__THE PROBLEM__. Copy every line of the data that contains the string "startup".

━━━━━ SUPPLIED MATERIAL ━━━━━

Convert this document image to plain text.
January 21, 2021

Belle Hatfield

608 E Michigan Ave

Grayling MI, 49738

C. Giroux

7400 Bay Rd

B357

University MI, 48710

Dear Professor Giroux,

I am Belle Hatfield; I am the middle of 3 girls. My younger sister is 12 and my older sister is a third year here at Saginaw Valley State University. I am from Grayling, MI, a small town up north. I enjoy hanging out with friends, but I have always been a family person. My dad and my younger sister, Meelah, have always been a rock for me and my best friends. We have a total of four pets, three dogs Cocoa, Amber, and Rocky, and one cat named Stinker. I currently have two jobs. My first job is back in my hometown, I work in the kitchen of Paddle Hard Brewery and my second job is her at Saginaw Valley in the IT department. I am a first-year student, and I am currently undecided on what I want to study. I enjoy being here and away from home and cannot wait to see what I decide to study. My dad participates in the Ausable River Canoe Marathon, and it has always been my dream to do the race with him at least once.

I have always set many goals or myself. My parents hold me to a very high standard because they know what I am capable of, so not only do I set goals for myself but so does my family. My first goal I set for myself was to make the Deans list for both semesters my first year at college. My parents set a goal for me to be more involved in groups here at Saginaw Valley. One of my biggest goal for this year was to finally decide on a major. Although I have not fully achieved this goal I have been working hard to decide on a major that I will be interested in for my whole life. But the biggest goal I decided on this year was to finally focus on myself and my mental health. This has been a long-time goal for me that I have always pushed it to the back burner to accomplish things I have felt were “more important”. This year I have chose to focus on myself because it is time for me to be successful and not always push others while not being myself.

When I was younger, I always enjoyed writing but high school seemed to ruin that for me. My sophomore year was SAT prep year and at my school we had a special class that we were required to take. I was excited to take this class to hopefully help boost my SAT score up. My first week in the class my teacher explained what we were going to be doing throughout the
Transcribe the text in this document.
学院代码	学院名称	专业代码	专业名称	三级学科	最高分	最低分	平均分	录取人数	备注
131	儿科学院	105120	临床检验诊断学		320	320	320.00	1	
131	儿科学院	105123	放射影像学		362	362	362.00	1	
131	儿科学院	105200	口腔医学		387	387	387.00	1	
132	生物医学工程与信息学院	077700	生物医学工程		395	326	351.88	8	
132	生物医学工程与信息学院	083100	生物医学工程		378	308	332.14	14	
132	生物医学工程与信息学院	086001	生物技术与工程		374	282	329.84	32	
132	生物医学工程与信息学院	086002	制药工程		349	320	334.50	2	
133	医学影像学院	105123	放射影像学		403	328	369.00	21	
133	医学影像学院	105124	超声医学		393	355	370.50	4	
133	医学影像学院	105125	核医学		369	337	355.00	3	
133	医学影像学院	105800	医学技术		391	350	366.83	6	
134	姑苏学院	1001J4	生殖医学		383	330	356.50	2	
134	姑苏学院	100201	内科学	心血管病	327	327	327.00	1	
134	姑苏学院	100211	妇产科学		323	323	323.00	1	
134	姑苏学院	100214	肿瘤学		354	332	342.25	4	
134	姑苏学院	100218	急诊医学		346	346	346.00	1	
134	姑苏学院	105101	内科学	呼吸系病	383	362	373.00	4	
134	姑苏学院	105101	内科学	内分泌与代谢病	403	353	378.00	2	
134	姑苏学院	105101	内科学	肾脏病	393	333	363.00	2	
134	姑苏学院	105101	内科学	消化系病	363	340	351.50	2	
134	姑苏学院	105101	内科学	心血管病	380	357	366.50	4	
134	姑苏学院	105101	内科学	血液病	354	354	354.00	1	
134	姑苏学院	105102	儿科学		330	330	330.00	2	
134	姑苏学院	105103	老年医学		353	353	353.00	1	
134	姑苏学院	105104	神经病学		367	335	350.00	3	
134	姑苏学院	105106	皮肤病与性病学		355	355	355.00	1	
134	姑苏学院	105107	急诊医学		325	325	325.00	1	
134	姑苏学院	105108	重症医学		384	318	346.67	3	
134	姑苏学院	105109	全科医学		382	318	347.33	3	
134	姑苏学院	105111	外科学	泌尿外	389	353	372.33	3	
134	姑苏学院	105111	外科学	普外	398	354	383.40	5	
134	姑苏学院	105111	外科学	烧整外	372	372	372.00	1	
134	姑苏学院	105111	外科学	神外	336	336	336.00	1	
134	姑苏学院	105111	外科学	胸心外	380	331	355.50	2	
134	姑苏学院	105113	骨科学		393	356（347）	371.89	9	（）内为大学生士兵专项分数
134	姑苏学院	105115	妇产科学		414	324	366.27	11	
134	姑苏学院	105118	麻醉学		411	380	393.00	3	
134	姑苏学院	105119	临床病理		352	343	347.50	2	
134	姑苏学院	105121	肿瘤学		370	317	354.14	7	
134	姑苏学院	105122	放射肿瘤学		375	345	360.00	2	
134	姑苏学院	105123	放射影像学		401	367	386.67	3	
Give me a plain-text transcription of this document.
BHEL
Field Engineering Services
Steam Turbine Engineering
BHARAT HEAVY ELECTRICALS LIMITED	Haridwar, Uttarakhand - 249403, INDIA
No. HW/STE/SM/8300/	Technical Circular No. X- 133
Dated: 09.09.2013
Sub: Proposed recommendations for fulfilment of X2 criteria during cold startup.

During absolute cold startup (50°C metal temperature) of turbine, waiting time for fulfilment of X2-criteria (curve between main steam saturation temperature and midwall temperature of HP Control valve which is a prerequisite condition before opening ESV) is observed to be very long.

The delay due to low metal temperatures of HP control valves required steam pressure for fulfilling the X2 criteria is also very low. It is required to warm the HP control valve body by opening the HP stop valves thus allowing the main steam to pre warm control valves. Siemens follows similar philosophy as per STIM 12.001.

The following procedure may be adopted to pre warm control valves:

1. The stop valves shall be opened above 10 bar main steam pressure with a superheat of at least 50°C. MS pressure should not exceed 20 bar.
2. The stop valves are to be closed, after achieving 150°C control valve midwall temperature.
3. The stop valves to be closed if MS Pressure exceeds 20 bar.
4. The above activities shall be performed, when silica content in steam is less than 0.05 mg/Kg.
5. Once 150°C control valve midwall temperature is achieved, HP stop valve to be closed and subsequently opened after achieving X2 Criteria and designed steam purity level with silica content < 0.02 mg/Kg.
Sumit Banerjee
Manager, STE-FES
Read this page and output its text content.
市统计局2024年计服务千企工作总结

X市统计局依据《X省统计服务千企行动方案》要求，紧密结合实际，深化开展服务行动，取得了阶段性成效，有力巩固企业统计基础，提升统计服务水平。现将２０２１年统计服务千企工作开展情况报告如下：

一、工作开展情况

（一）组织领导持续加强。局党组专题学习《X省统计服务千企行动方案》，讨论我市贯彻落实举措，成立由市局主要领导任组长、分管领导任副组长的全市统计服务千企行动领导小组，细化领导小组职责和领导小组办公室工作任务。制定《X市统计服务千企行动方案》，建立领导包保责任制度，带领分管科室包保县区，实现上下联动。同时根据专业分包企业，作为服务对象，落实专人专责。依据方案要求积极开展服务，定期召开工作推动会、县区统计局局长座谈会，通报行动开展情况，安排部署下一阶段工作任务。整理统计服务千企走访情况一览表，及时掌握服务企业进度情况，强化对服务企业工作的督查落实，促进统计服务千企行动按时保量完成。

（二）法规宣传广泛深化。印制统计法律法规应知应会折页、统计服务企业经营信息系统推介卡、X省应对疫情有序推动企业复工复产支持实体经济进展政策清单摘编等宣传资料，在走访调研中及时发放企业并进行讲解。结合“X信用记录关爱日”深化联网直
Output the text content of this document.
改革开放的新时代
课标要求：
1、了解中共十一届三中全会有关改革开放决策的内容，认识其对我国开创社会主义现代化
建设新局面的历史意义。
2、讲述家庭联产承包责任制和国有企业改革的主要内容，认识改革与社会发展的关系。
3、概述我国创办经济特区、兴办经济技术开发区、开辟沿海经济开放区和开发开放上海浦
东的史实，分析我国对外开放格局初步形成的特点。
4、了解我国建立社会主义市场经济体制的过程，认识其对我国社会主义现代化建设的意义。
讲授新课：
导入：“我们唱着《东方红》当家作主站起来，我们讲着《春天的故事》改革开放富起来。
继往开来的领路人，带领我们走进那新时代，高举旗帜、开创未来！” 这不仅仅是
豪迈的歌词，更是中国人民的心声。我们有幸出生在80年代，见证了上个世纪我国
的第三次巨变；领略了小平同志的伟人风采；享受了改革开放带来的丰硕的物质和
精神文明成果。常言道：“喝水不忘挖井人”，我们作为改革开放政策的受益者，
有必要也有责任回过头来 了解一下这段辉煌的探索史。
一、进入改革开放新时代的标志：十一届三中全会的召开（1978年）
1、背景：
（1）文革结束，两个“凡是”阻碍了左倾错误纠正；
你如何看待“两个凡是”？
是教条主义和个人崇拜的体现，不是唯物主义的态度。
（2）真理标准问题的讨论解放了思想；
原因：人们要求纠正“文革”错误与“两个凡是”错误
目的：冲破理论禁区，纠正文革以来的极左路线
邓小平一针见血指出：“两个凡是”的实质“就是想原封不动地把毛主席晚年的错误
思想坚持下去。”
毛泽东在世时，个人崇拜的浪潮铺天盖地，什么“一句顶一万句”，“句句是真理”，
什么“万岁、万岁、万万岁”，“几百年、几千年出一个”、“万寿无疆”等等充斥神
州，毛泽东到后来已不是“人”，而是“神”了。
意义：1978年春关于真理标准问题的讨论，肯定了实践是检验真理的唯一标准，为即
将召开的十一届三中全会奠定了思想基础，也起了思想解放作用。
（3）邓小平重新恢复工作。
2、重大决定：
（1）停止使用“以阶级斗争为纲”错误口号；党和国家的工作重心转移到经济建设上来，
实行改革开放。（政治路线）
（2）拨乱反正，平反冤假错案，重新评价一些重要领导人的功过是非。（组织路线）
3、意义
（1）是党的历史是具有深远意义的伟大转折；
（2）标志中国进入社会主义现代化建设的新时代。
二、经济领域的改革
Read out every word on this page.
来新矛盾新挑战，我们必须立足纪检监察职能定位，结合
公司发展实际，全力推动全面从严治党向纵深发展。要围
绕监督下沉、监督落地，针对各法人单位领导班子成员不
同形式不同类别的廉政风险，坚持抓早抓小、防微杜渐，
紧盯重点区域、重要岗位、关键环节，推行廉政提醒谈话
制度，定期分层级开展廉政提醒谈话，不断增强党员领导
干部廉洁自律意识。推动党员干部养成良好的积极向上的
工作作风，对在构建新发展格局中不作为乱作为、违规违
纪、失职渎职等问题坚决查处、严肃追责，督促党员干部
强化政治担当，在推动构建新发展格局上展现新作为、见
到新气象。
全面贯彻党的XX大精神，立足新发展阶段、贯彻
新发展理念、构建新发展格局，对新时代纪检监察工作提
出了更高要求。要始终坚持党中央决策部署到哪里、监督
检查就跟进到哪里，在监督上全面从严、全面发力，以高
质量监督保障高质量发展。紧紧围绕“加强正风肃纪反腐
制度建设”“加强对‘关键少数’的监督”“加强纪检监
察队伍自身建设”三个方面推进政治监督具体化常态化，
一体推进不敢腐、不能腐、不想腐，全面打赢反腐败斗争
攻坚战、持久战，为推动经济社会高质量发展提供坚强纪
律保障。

━━━━━

__RESPONSE BELOW__.
Sub: Proposed recommendations for fulfilment of X2 criteria during cold startup.
During absolute cold startup (50°C metal temperature) of turbine, waiting time for fulfilment of X2-criteria (curve between main steam saturation temperature and midwall temperature of HP Control valve which is a prerequisite condition before opening ESV) is observed to be very long.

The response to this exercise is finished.